• **WHAT YOU SHOULD DO**: Copy out all the entries exactly.

--- Begin DATA PROVIDED ---

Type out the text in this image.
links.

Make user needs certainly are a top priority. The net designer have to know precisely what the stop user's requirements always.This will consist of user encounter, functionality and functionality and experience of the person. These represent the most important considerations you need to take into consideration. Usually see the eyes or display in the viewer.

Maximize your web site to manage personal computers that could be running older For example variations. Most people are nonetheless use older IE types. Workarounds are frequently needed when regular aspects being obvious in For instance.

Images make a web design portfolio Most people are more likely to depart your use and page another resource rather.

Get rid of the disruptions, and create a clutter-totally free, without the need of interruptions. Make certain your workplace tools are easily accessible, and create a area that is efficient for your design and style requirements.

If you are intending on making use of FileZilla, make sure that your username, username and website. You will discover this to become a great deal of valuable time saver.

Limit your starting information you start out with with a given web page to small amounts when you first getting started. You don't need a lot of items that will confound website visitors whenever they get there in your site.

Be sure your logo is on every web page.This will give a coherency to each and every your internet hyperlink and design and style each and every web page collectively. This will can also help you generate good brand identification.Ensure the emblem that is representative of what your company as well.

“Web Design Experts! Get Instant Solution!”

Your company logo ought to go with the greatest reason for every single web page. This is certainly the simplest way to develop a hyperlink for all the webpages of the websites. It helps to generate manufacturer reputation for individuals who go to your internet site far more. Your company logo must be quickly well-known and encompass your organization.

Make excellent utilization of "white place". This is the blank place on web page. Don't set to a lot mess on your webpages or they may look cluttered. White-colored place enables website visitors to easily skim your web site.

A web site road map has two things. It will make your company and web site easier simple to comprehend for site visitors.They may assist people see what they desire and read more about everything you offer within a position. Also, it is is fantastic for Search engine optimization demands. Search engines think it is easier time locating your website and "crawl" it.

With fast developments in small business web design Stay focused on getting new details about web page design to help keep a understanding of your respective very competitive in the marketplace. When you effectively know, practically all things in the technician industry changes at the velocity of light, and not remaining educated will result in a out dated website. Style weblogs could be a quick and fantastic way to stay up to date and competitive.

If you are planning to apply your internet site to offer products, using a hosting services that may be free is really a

--- End DATA PROVIDED ---

• **RESULT OF THIS EXERCISE**:
Type out the text in this image.
links.

Make user needs certainly are a top priority. The net designer have to know precisely what the stop user's requirements always.This will consist of user encounter, functionality and functionality and experience of the person. These represent the most important considerations you need to take into consideration. Usually see the eyes or display in the viewer.

Maximize your web site to manage personal computers that could be running older For example variations. Most people are nonetheless use older IE types. Workarounds are frequently needed when regular aspects being obvious in For instance.

Images make a web design portfolio Most people are more likely to depart your use and page another resource rather.

Get rid of the disruptions, and create a clutter-totally free, without the need of interruptions. Make certain your workplace tools are easily accessible, and create a area that is efficient for your design and style requirements.

If you are intending on making use of FileZilla, make sure that your username, username and website. You will discover this to become a great deal of valuable time saver.

Limit your starting information you start out with with a given web page to small amounts when you first getting started. You don't need a lot of items that will confound website visitors whenever they get there in your site.

Be sure your logo is on every web page.This will give a coherency to each and every your internet hyperlink and design and style each and every web page collectively. This will can also help you generate good brand identification.Ensure the emblem that is representative of what your company as well.

“Web Design Experts! Get Instant Solution!”

Your company logo ought to go with the greatest reason for every single web page. This is certainly the simplest way to develop a hyperlink for all the webpages of the websites. It helps to generate manufacturer reputation for individuals who go to your internet site far more. Your company logo must be quickly well-known and encompass your organization.

Make excellent utilization of "white place". This is the blank place on web page. Don't set to a lot mess on your webpages or they may look cluttered. White-colored place enables website visitors to easily skim your web site.

A web site road map has two things. It will make your company and web site easier simple to comprehend for site visitors.They may assist people see what they desire and read more about everything you offer within a position. Also, it is is fantastic for Search engine optimization demands. Search engines think it is easier time locating your website and "crawl" it.

With fast developments in small business web design Stay focused on getting new details about web page design to help keep a understanding of your respective very competitive in the marketplace. When you effectively know, practically all things in the technician industry changes at the velocity of light, and not remaining educated will result in a out dated website. Style weblogs could be a quick and fantastic way to stay up to date and competitive.

If you are planning to apply your internet site to offer products, using a hosting services that may be free is really a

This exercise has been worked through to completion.